§ **EXERCISE REQUIREMENTS**
Write out each line from the data below that includes the word "Crédito".
-- Start of DATASET RECORDS --
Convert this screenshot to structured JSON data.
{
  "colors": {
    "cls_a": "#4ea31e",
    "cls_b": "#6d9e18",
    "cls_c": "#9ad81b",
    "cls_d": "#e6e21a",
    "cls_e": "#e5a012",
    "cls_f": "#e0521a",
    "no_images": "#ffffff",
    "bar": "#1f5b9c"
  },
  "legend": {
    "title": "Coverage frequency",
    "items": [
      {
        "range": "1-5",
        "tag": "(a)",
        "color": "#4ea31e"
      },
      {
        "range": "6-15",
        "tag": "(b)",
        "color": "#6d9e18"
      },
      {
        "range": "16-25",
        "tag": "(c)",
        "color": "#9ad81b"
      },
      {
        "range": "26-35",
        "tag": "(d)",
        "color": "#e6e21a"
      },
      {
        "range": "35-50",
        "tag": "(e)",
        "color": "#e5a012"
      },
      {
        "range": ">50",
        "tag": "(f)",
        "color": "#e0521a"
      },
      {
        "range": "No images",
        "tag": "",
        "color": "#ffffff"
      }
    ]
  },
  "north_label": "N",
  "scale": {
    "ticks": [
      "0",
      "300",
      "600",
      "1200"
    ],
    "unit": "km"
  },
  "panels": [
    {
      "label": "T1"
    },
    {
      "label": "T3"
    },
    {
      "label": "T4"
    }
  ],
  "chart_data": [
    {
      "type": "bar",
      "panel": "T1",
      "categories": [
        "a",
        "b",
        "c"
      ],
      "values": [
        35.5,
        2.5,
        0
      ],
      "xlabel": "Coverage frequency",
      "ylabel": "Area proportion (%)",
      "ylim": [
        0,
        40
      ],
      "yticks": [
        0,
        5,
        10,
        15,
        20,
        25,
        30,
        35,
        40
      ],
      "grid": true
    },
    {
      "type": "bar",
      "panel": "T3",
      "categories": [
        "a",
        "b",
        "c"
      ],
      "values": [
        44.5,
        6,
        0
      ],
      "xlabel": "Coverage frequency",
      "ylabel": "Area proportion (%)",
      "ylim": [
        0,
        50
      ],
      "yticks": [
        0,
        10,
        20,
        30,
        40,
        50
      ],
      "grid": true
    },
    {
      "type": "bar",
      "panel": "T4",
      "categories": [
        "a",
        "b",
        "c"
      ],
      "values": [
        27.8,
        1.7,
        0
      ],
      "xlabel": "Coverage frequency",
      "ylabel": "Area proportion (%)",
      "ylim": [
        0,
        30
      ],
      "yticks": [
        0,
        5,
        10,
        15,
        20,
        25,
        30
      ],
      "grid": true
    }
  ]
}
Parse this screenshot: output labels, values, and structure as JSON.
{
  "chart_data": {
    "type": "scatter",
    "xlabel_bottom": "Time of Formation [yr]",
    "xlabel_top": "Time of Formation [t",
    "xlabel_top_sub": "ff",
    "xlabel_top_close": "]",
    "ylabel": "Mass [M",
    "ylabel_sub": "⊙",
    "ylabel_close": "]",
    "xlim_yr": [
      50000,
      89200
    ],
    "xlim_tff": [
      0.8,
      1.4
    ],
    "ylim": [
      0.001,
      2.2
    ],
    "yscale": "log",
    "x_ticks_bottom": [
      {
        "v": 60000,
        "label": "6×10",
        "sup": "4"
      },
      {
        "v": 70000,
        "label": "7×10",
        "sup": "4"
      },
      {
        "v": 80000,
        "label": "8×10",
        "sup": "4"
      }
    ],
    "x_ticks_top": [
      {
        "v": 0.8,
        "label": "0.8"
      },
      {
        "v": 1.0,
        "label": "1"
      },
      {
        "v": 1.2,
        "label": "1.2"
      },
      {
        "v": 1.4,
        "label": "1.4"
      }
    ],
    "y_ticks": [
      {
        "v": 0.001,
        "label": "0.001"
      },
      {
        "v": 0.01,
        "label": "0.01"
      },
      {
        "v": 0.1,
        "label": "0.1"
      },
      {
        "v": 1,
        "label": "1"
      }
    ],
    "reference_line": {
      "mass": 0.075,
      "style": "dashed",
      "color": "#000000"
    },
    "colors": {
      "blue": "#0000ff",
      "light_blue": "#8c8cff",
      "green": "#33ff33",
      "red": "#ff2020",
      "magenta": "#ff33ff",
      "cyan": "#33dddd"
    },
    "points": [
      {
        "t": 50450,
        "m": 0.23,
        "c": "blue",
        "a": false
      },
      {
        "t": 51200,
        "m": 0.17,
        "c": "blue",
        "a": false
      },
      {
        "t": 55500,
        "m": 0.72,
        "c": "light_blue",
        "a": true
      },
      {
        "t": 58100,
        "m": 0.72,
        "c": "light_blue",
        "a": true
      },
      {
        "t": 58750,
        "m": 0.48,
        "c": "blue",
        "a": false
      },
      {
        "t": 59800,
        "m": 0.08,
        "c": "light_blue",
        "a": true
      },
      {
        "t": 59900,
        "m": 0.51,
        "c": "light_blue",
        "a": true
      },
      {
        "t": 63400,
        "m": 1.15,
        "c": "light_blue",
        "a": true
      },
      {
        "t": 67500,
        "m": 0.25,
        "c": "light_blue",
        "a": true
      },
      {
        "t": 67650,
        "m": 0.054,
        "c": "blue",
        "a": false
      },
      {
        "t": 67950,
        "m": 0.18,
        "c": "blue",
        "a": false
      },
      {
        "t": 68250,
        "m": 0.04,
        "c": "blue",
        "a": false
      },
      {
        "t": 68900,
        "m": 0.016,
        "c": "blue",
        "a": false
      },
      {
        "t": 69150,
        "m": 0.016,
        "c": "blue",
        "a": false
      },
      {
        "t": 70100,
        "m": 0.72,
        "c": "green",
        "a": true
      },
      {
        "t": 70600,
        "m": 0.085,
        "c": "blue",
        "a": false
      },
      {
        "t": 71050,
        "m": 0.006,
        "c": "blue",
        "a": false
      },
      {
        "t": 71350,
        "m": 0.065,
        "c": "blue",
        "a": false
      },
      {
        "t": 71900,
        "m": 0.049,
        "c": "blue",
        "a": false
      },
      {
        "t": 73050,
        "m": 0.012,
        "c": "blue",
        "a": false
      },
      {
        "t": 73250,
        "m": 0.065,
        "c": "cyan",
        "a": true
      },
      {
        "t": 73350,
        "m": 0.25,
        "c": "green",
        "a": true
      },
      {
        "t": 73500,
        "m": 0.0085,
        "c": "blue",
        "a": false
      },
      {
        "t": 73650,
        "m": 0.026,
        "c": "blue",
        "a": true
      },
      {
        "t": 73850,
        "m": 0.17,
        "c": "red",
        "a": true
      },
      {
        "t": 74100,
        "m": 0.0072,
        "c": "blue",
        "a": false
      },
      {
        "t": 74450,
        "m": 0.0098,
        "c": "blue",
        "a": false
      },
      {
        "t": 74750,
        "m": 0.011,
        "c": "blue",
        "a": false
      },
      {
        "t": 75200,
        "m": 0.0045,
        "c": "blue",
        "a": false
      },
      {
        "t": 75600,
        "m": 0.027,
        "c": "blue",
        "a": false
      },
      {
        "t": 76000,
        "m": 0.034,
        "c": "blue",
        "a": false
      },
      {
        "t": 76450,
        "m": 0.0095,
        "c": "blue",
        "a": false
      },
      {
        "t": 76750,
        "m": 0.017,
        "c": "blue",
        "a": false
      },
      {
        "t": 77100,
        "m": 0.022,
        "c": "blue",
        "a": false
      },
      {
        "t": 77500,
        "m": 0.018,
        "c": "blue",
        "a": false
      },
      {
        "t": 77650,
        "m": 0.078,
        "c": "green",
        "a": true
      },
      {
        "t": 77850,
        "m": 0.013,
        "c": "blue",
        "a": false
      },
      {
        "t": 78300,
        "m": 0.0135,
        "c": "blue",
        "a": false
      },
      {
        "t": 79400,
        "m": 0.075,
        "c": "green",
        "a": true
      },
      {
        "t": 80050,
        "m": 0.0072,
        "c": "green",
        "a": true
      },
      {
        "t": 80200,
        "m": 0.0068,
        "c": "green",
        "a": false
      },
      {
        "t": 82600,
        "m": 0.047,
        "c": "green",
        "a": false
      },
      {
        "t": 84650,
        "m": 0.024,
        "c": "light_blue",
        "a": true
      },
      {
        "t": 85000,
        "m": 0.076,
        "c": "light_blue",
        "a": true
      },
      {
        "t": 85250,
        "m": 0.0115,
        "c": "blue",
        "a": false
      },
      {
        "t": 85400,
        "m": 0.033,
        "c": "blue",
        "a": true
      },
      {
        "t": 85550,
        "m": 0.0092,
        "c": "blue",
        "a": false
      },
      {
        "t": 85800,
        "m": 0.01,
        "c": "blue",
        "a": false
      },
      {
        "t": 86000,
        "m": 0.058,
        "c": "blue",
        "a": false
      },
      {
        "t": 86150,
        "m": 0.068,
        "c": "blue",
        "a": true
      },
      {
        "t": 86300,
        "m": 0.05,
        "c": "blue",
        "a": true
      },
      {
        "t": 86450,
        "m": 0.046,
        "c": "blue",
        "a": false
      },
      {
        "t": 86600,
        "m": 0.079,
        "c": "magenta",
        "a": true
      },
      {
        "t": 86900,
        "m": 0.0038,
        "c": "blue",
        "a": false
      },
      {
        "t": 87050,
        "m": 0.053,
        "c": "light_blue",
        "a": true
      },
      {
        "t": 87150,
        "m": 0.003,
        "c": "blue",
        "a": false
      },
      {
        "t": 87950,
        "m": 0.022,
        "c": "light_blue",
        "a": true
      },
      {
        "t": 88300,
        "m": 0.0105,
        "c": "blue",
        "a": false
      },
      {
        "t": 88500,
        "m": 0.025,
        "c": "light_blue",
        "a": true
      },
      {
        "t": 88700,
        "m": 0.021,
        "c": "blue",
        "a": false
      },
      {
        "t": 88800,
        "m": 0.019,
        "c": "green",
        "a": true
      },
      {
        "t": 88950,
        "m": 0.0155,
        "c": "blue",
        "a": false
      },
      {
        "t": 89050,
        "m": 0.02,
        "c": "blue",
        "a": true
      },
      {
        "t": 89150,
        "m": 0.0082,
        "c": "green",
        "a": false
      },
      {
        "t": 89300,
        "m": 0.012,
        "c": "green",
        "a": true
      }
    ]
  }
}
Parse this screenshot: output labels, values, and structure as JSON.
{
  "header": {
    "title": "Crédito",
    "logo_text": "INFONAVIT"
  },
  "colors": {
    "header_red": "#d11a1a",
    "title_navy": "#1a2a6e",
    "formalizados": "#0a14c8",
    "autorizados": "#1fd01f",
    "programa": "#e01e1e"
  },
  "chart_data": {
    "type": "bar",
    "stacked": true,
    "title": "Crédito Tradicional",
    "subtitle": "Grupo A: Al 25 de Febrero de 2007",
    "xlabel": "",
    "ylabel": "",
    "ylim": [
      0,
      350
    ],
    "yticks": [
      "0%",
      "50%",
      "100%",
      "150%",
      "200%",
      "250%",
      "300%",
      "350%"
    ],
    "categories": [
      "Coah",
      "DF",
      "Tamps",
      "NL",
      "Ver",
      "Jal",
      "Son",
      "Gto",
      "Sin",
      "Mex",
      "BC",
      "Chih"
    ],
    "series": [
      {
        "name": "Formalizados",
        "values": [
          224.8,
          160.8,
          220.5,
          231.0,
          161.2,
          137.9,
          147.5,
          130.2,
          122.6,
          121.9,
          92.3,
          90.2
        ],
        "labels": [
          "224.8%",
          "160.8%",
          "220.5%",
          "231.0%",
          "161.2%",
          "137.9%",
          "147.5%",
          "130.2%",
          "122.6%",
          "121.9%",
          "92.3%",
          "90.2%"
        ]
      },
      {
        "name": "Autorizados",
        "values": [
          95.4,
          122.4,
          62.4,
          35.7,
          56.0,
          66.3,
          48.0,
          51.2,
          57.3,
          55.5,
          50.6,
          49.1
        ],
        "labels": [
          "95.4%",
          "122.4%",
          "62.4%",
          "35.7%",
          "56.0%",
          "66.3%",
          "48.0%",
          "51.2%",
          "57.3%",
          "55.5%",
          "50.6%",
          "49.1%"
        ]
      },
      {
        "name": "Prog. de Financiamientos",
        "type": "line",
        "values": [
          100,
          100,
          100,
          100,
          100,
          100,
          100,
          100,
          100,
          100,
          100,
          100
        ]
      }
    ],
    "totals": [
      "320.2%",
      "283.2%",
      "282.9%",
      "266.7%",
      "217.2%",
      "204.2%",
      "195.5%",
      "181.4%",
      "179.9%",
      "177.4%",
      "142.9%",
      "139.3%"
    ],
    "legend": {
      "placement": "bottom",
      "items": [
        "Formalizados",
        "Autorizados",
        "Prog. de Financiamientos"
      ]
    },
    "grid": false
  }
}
-- End of DATASET RECORDS --
§ **THE RESPONSE**
    "title": "Crédito",
    "title": "Crédito Tradicional",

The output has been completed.